►

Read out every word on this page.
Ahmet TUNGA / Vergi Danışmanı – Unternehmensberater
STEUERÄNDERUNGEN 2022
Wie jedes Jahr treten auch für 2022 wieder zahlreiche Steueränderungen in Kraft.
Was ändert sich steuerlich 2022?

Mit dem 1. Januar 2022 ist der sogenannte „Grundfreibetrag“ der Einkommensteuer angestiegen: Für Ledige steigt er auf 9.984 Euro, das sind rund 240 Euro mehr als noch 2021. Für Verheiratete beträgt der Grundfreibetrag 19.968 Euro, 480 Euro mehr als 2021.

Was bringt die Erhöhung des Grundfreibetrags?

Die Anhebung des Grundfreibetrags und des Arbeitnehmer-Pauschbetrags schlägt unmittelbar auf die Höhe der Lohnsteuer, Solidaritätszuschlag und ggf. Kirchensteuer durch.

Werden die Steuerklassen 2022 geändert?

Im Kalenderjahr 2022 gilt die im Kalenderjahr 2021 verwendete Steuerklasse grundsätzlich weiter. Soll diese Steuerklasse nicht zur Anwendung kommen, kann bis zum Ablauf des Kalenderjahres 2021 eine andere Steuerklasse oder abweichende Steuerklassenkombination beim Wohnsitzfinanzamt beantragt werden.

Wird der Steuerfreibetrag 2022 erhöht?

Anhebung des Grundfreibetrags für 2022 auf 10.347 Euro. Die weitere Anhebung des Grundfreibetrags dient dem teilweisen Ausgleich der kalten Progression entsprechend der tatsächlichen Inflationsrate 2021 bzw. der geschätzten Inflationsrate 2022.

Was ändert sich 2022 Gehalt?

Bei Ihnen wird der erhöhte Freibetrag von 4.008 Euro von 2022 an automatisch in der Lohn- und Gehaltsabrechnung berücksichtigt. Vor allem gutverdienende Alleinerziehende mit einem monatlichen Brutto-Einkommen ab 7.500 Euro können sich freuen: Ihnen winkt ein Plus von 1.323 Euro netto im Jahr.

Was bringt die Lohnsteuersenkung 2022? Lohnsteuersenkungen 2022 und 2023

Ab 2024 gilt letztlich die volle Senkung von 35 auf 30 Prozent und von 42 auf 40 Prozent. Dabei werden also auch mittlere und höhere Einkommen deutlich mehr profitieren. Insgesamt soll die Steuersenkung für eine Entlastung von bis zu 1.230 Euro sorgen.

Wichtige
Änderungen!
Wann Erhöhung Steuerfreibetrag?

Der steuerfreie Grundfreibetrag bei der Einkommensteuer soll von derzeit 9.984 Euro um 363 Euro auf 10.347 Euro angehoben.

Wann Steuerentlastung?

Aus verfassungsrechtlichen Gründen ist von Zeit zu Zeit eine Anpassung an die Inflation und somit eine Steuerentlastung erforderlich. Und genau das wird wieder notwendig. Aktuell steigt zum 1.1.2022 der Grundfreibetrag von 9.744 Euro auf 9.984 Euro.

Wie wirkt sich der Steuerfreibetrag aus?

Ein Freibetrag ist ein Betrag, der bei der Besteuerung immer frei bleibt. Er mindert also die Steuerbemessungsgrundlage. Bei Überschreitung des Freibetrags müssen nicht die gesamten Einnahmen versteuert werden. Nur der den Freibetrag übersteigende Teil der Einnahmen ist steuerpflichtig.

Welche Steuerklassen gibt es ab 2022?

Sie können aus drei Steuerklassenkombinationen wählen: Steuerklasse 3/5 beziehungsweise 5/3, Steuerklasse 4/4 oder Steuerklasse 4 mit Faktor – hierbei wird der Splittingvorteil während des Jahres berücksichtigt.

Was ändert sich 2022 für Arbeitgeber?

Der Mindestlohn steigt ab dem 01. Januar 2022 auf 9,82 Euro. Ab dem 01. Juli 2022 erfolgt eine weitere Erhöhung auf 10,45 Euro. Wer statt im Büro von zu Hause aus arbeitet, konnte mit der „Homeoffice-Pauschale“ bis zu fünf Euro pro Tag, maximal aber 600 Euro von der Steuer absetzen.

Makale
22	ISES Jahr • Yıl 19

◄

- _AIM_:
Read the data above. Pull out each line in which the string "bringt" appears.

- _THE SOLUTION_:
Was bringt die Erhöhung des Grundfreibetrags?
Was bringt die Lohnsteuersenkung 2022? Lohnsteuersenkungen 2022 und 2023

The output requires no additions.